** Supplied passage **
>>>>>

# Bizzare Deep Water Fish



## BraveHeart007 (May 19, 2004)

Anyone ever seen anything like this??

Any info?


----------



## ChosenOne22 (Nov 23, 2003)

No ideas man. Seen other pictures of this thing before too.


----------



## Death in #'s (Apr 29, 2003)

dam thats ugly
ive seen pics before but have no clue what it is


----------



## rbp 4 135 (Mar 2, 2004)

fisheus verryeus uglatus :nod:

looks like some long lost relative to the lockness monster


----------



## FootClanSkates (Apr 25, 2004)

Looks like a type of paddlefish to me.


----------



## rchan11 (May 6, 2004)

rbp 4 135 said:


> fisheus verryeus uglatus :nod:
> 
> looks like some long lost relative to the lockness monster
> 
> ...


Can't even find the name on the web.


----------



## TripDs (Oct 11, 2004)

ultimate g-ross. anyone know a site with all the weird ass deep water creatures?


----------



## WolfFish (Jun 30, 2004)

thats..strange. If you use your imagination, it kinda looks like a corydorus with extra fins.


----------



## CHOMP (Nov 6, 2004)

> fisheus verryeus uglatus


----------



## RAYMAN45 (Oct 2, 2004)

i got 1 in my 10g


----------



## BraveHeart007 (May 19, 2004)

I was reading a magazine today and guess what fish was in there lol
What are the chances of that happening geesh

anyways...

<<<<<

** Dataset extract **
>>>>>

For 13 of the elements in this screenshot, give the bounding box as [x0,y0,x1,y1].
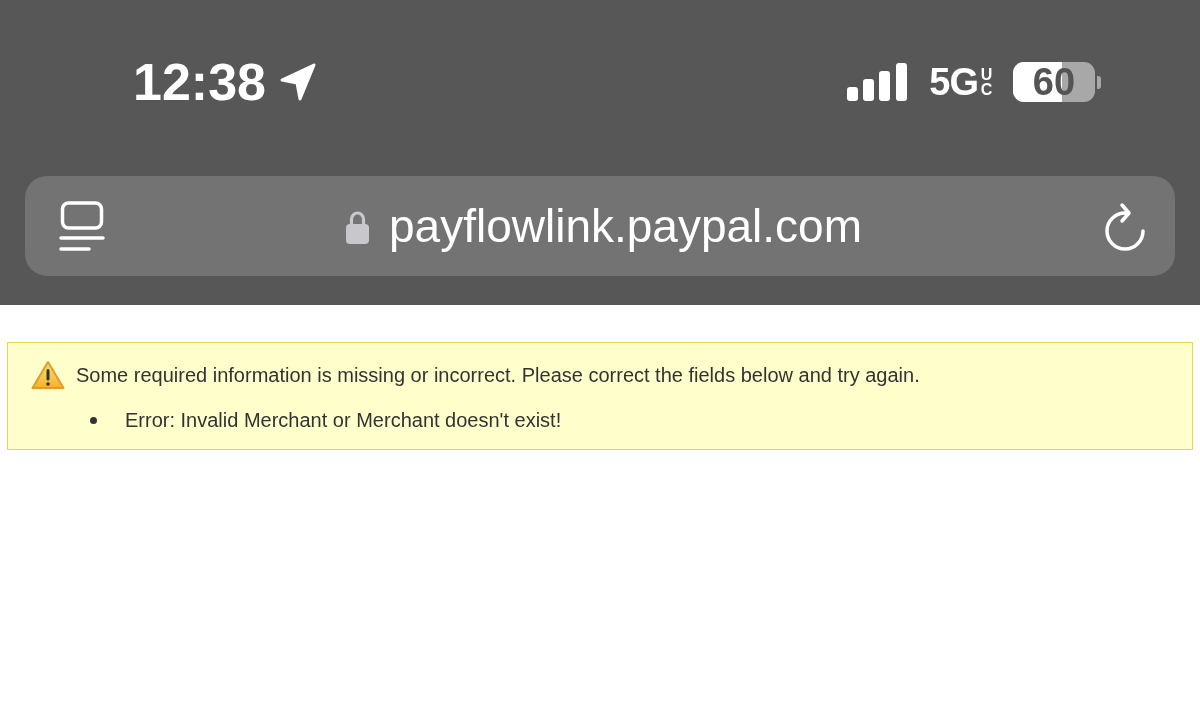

<<<<<

** Tasks for this exercise **
(a) In the deep water fish thread, what kind of fish does FootClanSkates say the creature resembles?
(b) Carry on the forum thread about the bizarre deep water fish from its last line.
The data was drawn from a different source than the thread.

** Outputs for the tasks **
(a) A type of paddlefish.

(b)
its called a pacific spookfish

http://images.google.com/imgres?imgurl=htt...hl%3Den%26lr%3D


----------



## hyphen (Apr 4, 2004)

that thing is mo fugly. looks like a mix between squid, cuttle, and a sea lion.


----------



## piranha45 (Apr 8, 2003)

gross


----------



## kove32 (Oct 26, 2004)

Amazing. Just shows how much more we have to discover.


----------



## Fido (May 21, 2003)

nasty


----------



## Judazzz (Jan 13, 2003)

Looks like what you get when a Platypus rapes a Shark...


----------



## the grinch (Feb 23, 2004)

something to look at in a home tank if it is possible.


----------



## compton ass steve (Nov 12, 2004)

that thing looks awful , idk but speaking of deep water fish, i wish i could get an angler fish!


----------



## sweet lu (Oct 3, 2003)

looks like one of my teachers







or my mom


----------



## Judazzz (Jan 13, 2003)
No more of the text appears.